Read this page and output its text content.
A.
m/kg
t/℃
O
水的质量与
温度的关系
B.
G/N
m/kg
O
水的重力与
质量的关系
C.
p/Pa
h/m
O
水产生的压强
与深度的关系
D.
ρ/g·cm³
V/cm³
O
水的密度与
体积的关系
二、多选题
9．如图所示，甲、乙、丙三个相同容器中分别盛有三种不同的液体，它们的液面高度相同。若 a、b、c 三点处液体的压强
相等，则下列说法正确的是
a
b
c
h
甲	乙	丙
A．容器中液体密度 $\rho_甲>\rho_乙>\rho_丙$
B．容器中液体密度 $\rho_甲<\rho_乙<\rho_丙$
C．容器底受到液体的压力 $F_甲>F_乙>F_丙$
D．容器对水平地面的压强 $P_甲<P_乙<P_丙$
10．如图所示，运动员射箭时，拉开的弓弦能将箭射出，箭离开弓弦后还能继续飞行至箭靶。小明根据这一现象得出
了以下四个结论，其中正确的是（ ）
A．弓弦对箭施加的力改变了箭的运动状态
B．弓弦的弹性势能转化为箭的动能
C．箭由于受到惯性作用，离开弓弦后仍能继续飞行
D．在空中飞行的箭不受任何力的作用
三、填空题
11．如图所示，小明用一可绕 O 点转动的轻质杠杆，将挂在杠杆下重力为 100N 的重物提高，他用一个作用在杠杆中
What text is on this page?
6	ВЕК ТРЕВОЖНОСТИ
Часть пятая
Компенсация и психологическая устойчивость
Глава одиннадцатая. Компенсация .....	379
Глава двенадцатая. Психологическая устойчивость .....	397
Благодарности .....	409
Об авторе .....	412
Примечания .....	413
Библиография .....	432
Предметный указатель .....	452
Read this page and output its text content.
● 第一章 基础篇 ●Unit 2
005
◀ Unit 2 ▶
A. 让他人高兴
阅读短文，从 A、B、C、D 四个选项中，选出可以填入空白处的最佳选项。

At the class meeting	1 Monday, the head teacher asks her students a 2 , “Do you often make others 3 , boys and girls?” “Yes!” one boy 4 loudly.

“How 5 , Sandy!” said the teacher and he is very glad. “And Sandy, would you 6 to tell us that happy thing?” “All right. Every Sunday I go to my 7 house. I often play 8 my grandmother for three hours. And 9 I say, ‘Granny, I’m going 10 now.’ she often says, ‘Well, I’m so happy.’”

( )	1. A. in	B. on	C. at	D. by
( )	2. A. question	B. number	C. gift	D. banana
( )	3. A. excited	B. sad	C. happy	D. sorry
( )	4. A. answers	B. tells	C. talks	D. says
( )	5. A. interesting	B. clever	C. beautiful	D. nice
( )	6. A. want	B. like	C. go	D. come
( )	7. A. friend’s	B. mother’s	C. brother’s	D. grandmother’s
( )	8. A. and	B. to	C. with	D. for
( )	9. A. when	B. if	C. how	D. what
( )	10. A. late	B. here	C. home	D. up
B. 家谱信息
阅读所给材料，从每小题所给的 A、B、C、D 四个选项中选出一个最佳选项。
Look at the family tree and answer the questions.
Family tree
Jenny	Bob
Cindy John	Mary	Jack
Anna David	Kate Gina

---

WHAT THE EXERCISE ASKS: Look through the records and gather every line containing "容器中液体密度".

FULL OUTPUT:
A．容器中液体密度 $\rho_甲>\rho_乙>\rho_丙$
B．容器中液体密度 $\rho_甲<\rho_乙<\rho_丙$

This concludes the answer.